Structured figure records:
-- Begin --

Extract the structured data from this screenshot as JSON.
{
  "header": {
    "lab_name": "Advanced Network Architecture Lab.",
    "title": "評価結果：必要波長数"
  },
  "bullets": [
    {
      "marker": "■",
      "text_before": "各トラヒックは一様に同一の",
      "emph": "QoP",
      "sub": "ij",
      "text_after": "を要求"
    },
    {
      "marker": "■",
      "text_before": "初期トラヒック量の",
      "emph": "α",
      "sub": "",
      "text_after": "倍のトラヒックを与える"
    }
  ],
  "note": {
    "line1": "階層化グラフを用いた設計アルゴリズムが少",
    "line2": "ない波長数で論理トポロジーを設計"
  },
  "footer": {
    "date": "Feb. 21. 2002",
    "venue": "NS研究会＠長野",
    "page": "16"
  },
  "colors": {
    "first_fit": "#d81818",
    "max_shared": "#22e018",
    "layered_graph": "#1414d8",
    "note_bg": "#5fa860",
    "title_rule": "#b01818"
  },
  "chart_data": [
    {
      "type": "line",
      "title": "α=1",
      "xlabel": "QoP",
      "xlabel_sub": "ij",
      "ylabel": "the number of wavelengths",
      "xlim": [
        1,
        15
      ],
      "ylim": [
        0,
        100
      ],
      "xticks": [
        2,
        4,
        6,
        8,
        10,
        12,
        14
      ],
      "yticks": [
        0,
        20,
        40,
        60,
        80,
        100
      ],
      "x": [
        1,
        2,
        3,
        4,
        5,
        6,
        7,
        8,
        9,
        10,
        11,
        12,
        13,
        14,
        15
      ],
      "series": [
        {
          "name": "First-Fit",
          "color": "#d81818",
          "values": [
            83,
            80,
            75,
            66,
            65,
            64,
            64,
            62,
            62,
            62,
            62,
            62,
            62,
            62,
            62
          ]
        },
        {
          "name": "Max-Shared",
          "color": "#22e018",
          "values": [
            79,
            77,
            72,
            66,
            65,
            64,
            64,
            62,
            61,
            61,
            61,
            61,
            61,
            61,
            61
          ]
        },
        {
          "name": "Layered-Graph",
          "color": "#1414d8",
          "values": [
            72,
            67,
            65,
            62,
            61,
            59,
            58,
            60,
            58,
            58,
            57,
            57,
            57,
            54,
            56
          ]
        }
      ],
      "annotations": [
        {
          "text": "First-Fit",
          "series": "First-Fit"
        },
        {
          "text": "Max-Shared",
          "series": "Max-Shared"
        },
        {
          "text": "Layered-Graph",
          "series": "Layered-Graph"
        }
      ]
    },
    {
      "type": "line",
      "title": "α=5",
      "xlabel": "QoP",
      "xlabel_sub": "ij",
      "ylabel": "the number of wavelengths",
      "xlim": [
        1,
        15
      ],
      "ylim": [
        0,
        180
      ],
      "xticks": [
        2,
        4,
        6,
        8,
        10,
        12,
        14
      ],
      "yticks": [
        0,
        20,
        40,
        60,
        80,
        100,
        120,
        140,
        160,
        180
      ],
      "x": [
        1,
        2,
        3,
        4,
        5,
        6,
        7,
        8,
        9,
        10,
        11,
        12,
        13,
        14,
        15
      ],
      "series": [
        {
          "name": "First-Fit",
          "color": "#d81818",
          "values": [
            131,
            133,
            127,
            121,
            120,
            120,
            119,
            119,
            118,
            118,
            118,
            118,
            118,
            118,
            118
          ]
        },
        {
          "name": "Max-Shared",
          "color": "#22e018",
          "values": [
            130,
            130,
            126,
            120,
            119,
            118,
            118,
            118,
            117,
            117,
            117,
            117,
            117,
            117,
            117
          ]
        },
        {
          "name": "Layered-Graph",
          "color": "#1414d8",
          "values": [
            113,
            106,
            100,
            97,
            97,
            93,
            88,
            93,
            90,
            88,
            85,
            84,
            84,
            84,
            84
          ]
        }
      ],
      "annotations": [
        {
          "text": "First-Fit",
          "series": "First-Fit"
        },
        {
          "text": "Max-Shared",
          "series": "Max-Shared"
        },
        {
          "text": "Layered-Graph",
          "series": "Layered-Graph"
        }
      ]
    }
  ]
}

-- End --

■ Required work
Repeat the data in its entirety, character for character.

■ The answer
Extract the structured data from this screenshot as JSON.
{
  "header": {
    "lab_name": "Advanced Network Architecture Lab.",
    "title": "評価結果：必要波長数"
  },
  "bullets": [
    {
      "marker": "■",
      "text_before": "各トラヒックは一様に同一の",
      "emph": "QoP",
      "sub": "ij",
      "text_after": "を要求"
    },
    {
      "marker": "■",
      "text_before": "初期トラヒック量の",
      "emph": "α",
      "sub": "",
      "text_after": "倍のトラヒックを与える"
    }
  ],
  "note": {
    "line1": "階層化グラフを用いた設計アルゴリズムが少",
    "line2": "ない波長数で論理トポロジーを設計"
  },
  "footer": {
    "date": "Feb. 21. 2002",
    "venue": "NS研究会＠長野",
    "page": "16"
  },
  "colors": {
    "first_fit": "#d81818",
    "max_shared": "#22e018",
    "layered_graph": "#1414d8",
    "note_bg": "#5fa860",
    "title_rule": "#b01818"
  },
  "chart_data": [
    {
      "type": "line",
      "title": "α=1",
      "xlabel": "QoP",
      "xlabel_sub": "ij",
      "ylabel": "the number of wavelengths",
      "xlim": [
        1,
        15
      ],
      "ylim": [
        0,
        100
      ],
      "xticks": [
        2,
        4,
        6,
        8,
        10,
        12,
        14
      ],
      "yticks": [
        0,
        20,
        40,
        60,
        80,
        100
      ],
      "x": [
        1,
        2,
        3,
        4,
        5,
        6,
        7,
        8,
        9,
        10,
        11,
        12,
        13,
        14,
        15
      ],
      "series": [
        {
          "name": "First-Fit",
          "color": "#d81818",
          "values": [
            83,
            80,
            75,
            66,
            65,
            64,
            64,
            62,
            62,
            62,
            62,
            62,
            62,
            62,
            62
          ]
        },
        {
          "name": "Max-Shared",
          "color": "#22e018",
          "values": [
            79,
            77,
            72,
            66,
            65,
            64,
            64,
            62,
            61,
            61,
            61,
            61,
            61,
            61,
            61
          ]
        },
        {
          "name": "Layered-Graph",
          "color": "#1414d8",
          "values": [
            72,
            67,
            65,
            62,
            61,
            59,
            58,
            60,
            58,
            58,
            57,
            57,
            57,
            54,
            56
          ]
        }
      ],
      "annotations": [
        {
          "text": "First-Fit",
          "series": "First-Fit"
        },
        {
          "text": "Max-Shared",
          "series": "Max-Shared"
        },
        {
          "text": "Layered-Graph",
          "series": "Layered-Graph"
        }
      ]
    },
    {
      "type": "line",
      "title": "α=5",
      "xlabel": "QoP",
      "xlabel_sub": "ij",
      "ylabel": "the number of wavelengths",
      "xlim": [
        1,
        15
      ],
      "ylim": [
        0,
        180
      ],
      "xticks": [
        2,
        4,
        6,
        8,
        10,
        12,
        14
      ],
      "yticks": [
        0,
        20,
        40,
        60,
        80,
        100,
        120,
        140,
        160,
        180
      ],
      "x": [
        1,
        2,
        3,
        4,
        5,
        6,
        7,
        8,
        9,
        10,
        11,
        12,
        13,
        14,
        15
      ],
      "series": [
        {
          "name": "First-Fit",
          "color": "#d81818",
          "values": [
            131,
            133,
            127,
            121,
            120,
            120,
            119,
            119,
            118,
            118,
            118,
            118,
            118,
            118,
            118
          ]
        },
        {
          "name": "Max-Shared",
          "color": "#22e018",
          "values": [
            130,
            130,
            126,
            120,
            119,
            118,
            118,
            118,
            117,
            117,
            117,
            117,
            117,
            117,
            117
          ]
        },
        {
          "name": "Layered-Graph",
          "color": "#1414d8",
          "values": [
            113,
            106,
            100,
            97,
            97,
            93,
            88,
            93,
            90,
            88,
            85,
            84,
            84,
            84,
            84
          ]
        }
      ],
      "annotations": [
        {
          "text": "First-Fit",
          "series": "First-Fit"
        },
        {
          "text": "Max-Shared",
          "series": "Max-Shared"
        },
        {
          "text": "Layered-Graph",
          "series": "Layered-Graph"
        }
      ]
    }
  ]
}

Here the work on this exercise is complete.